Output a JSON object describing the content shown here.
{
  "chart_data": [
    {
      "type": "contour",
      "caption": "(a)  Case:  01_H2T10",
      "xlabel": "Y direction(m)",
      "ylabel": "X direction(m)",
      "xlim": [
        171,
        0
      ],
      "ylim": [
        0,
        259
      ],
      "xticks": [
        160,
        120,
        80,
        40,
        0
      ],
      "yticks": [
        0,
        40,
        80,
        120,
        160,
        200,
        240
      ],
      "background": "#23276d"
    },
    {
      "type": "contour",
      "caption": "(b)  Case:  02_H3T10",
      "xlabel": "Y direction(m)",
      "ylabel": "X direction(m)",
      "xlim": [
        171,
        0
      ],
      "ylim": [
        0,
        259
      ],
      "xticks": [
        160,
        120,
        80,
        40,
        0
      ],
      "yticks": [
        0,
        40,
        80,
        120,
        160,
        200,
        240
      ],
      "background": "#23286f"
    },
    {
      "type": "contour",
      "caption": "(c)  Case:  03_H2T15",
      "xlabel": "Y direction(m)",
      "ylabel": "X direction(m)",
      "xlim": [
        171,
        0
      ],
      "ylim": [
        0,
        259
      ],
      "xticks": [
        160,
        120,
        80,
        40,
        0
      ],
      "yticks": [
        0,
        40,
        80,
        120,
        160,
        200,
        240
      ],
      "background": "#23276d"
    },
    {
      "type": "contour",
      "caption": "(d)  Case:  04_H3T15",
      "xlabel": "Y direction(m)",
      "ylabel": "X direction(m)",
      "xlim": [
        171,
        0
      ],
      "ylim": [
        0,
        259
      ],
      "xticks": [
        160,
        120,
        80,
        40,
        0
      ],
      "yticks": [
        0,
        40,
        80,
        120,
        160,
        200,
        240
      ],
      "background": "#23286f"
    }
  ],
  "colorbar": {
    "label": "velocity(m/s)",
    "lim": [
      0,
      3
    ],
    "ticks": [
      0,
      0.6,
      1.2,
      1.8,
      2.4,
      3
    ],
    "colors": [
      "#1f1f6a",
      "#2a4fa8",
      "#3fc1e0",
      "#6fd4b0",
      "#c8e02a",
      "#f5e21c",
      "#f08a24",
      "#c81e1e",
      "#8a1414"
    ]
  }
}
- - -
Quote each line of the data above exactly as written.

Output a JSON object describing the content shown here.
{
  "chart_data": [
    {
      "type": "contour",
      "caption": "(a)  Case:  01_H2T10",
      "xlabel": "Y direction(m)",
      "ylabel": "X direction(m)",
      "xlim": [
        171,
        0
      ],
      "ylim": [
        0,
        259
      ],
      "xticks": [
        160,
        120,
        80,
        40,
        0
      ],
      "yticks": [
        0,
        40,
        80,
        120,
        160,
        200,
        240
      ],
      "background": "#23276d"
    },
    {
      "type": "contour",
      "caption": "(b)  Case:  02_H3T10",
      "xlabel": "Y direction(m)",
      "ylabel": "X direction(m)",
      "xlim": [
        171,
        0
      ],
      "ylim": [
        0,
        259
      ],
      "xticks": [
        160,
        120,
        80,
        40,
        0
      ],
      "yticks": [
        0,
        40,
        80,
        120,
        160,
        200,
        240
      ],
      "background": "#23286f"
    },
    {
      "type": "contour",
      "caption": "(c)  Case:  03_H2T15",
      "xlabel": "Y direction(m)",
      "ylabel": "X direction(m)",
      "xlim": [
        171,
        0
      ],
      "ylim": [
        0,
        259
      ],
      "xticks": [
        160,
        120,
        80,
        40,
        0
      ],
      "yticks": [
        0,
        40,
        80,
        120,
        160,
        200,
        240
      ],
      "background": "#23276d"
    },
    {
      "type": "contour",
      "caption": "(d)  Case:  04_H3T15",
      "xlabel": "Y direction(m)",
      "ylabel": "X direction(m)",
      "xlim": [
        171,
        0
      ],
      "ylim": [
        0,
        259
      ],
      "xticks": [
        160,
        120,
        80,
        40,
        0
      ],
      "yticks": [
        0,
        40,
        80,
        120,
        160,
        200,
        240
      ],
      "background": "#23286f"
    }
  ],
  "colorbar": {
    "label": "velocity(m/s)",
    "lim": [
      0,
      3
    ],
    "ticks": [
      0,
      0.6,
      1.2,
      1.8,
      2.4,
      3
    ],
    "colors": [
      "#1f1f6a",
      "#2a4fa8",
      "#3fc1e0",
      "#6fd4b0",
      "#c8e02a",
      "#f5e21c",
      "#f08a24",
      "#c81e1e",
      "#8a1414"
    ]
  }
}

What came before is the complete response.